- _Description of the task_
Write out the complete material exactly as it stands.

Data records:
════
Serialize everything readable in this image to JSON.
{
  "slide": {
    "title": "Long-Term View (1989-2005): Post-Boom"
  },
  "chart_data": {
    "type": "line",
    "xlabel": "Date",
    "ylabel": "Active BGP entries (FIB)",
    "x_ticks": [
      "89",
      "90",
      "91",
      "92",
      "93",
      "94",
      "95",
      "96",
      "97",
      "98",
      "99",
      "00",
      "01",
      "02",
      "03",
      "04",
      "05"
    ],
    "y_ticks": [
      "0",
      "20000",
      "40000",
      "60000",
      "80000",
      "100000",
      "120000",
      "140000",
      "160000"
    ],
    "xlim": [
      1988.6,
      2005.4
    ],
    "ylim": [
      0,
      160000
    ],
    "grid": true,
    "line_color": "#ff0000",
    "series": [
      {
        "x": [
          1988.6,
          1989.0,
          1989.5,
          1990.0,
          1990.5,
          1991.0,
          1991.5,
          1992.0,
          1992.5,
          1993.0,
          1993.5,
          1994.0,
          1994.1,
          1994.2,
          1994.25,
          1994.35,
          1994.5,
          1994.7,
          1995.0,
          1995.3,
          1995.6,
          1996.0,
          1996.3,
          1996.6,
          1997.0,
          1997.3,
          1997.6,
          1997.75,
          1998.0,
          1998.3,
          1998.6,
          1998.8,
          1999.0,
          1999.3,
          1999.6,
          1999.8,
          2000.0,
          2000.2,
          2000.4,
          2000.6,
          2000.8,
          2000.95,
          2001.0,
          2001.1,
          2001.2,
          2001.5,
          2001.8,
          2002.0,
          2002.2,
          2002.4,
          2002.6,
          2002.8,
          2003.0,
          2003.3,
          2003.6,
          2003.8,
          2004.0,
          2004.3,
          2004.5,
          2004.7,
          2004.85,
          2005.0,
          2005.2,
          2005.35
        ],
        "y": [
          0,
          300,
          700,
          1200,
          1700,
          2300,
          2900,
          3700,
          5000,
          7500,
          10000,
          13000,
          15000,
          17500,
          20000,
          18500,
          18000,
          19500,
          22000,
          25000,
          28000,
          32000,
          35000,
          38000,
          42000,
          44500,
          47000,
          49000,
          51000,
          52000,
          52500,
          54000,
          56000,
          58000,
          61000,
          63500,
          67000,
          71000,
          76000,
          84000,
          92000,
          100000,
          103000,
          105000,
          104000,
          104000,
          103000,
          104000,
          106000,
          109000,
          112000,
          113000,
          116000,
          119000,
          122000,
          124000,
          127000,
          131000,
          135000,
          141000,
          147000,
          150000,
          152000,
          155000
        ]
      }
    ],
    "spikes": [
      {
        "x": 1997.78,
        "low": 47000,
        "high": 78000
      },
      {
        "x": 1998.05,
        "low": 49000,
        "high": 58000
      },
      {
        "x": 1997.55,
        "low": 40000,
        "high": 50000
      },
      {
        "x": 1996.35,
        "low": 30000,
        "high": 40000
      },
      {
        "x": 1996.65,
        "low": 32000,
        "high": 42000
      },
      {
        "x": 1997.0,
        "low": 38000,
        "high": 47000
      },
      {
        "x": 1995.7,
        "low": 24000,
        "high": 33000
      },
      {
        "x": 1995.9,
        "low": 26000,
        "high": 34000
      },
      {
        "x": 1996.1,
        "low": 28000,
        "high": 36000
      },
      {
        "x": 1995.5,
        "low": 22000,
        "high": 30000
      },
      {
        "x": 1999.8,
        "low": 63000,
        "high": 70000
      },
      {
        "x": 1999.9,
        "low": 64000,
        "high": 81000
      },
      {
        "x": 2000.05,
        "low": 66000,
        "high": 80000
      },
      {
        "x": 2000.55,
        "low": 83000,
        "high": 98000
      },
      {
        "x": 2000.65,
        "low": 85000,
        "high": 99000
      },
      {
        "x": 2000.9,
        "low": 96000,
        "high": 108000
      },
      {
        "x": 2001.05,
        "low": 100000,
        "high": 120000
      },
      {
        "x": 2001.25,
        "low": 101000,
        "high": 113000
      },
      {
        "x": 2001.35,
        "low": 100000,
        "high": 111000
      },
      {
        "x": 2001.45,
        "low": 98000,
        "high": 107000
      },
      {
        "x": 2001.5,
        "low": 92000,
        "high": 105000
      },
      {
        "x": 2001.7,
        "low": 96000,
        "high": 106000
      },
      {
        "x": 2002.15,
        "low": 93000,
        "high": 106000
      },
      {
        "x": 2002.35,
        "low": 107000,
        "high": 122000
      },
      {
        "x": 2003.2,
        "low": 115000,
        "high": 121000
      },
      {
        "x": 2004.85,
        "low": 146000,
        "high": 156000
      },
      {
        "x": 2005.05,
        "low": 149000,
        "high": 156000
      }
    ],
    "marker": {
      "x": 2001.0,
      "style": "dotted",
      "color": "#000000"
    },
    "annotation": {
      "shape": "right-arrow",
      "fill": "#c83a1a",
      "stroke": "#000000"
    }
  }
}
════
- _Problem solution_
Serialize everything readable in this image to JSON.
{
  "slide": {
    "title": "Long-Term View (1989-2005): Post-Boom"
  },
  "chart_data": {
    "type": "line",
    "xlabel": "Date",
    "ylabel": "Active BGP entries (FIB)",
    "x_ticks": [
      "89",
      "90",
      "91",
      "92",
      "93",
      "94",
      "95",
      "96",
      "97",
      "98",
      "99",
      "00",
      "01",
      "02",
      "03",
      "04",
      "05"
    ],
    "y_ticks": [
      "0",
      "20000",
      "40000",
      "60000",
      "80000",
      "100000",
      "120000",
      "140000",
      "160000"
    ],
    "xlim": [
      1988.6,
      2005.4
    ],
    "ylim": [
      0,
      160000
    ],
    "grid": true,
    "line_color": "#ff0000",
    "series": [
      {
        "x": [
          1988.6,
          1989.0,
          1989.5,
          1990.0,
          1990.5,
          1991.0,
          1991.5,
          1992.0,
          1992.5,
          1993.0,
          1993.5,
          1994.0,
          1994.1,
          1994.2,
          1994.25,
          1994.35,
          1994.5,
          1994.7,
          1995.0,
          1995.3,
          1995.6,
          1996.0,
          1996.3,
          1996.6,
          1997.0,
          1997.3,
          1997.6,
          1997.75,
          1998.0,
          1998.3,
          1998.6,
          1998.8,
          1999.0,
          1999.3,
          1999.6,
          1999.8,
          2000.0,
          2000.2,
          2000.4,
          2000.6,
          2000.8,
          2000.95,
          2001.0,
          2001.1,
          2001.2,
          2001.5,
          2001.8,
          2002.0,
          2002.2,
          2002.4,
          2002.6,
          2002.8,
          2003.0,
          2003.3,
          2003.6,
          2003.8,
          2004.0,
          2004.3,
          2004.5,
          2004.7,
          2004.85,
          2005.0,
          2005.2,
          2005.35
        ],
        "y": [
          0,
          300,
          700,
          1200,
          1700,
          2300,
          2900,
          3700,
          5000,
          7500,
          10000,
          13000,
          15000,
          17500,
          20000,
          18500,
          18000,
          19500,
          22000,
          25000,
          28000,
          32000,
          35000,
          38000,
          42000,
          44500,
          47000,
          49000,
          51000,
          52000,
          52500,
          54000,
          56000,
          58000,
          61000,
          63500,
          67000,
          71000,
          76000,
          84000,
          92000,
          100000,
          103000,
          105000,
          104000,
          104000,
          103000,
          104000,
          106000,
          109000,
          112000,
          113000,
          116000,
          119000,
          122000,
          124000,
          127000,
          131000,
          135000,
          141000,
          147000,
          150000,
          152000,
          155000
        ]
      }
    ],
    "spikes": [
      {
        "x": 1997.78,
        "low": 47000,
        "high": 78000
      },
      {
        "x": 1998.05,
        "low": 49000,
        "high": 58000
      },
      {
        "x": 1997.55,
        "low": 40000,
        "high": 50000
      },
      {
        "x": 1996.35,
        "low": 30000,
        "high": 40000
      },
      {
        "x": 1996.65,
        "low": 32000,
        "high": 42000
      },
      {
        "x": 1997.0,
        "low": 38000,
        "high": 47000
      },
      {
        "x": 1995.7,
        "low": 24000,
        "high": 33000
      },
      {
        "x": 1995.9,
        "low": 26000,
        "high": 34000
      },
      {
        "x": 1996.1,
        "low": 28000,
        "high": 36000
      },
      {
        "x": 1995.5,
        "low": 22000,
        "high": 30000
      },
      {
        "x": 1999.8,
        "low": 63000,
        "high": 70000
      },
      {
        "x": 1999.9,
        "low": 64000,
        "high": 81000
      },
      {
        "x": 2000.05,
        "low": 66000,
        "high": 80000
      },
      {
        "x": 2000.55,
        "low": 83000,
        "high": 98000
      },
      {
        "x": 2000.65,
        "low": 85000,
        "high": 99000
      },
      {
        "x": 2000.9,
        "low": 96000,
        "high": 108000
      },
      {
        "x": 2001.05,
        "low": 100000,
        "high": 120000
      },
      {
        "x": 2001.25,
        "low": 101000,
        "high": 113000
      },
      {
        "x": 2001.35,
        "low": 100000,
        "high": 111000
      },
      {
        "x": 2001.45,
        "low": 98000,
        "high": 107000
      },
      {
        "x": 2001.5,
        "low": 92000,
        "high": 105000
      },
      {
        "x": 2001.7,
        "low": 96000,
        "high": 106000
      },
      {
        "x": 2002.15,
        "low": 93000,
        "high": 106000
      },
      {
        "x": 2002.35,
        "low": 107000,
        "high": 122000
      },
      {
        "x": 2003.2,
        "low": 115000,
        "high": 121000
      },
      {
        "x": 2004.85,
        "low": 146000,
        "high": 156000
      },
      {
        "x": 2005.05,
        "low": 149000,
        "high": 156000
      }
    ],
    "marker": {
      "x": 2001.0,
      "style": "dotted",
      "color": "#000000"
    },
    "annotation": {
      "shape": "right-arrow",
      "fill": "#c83a1a",
      "stroke": "#000000"
    }
  }
}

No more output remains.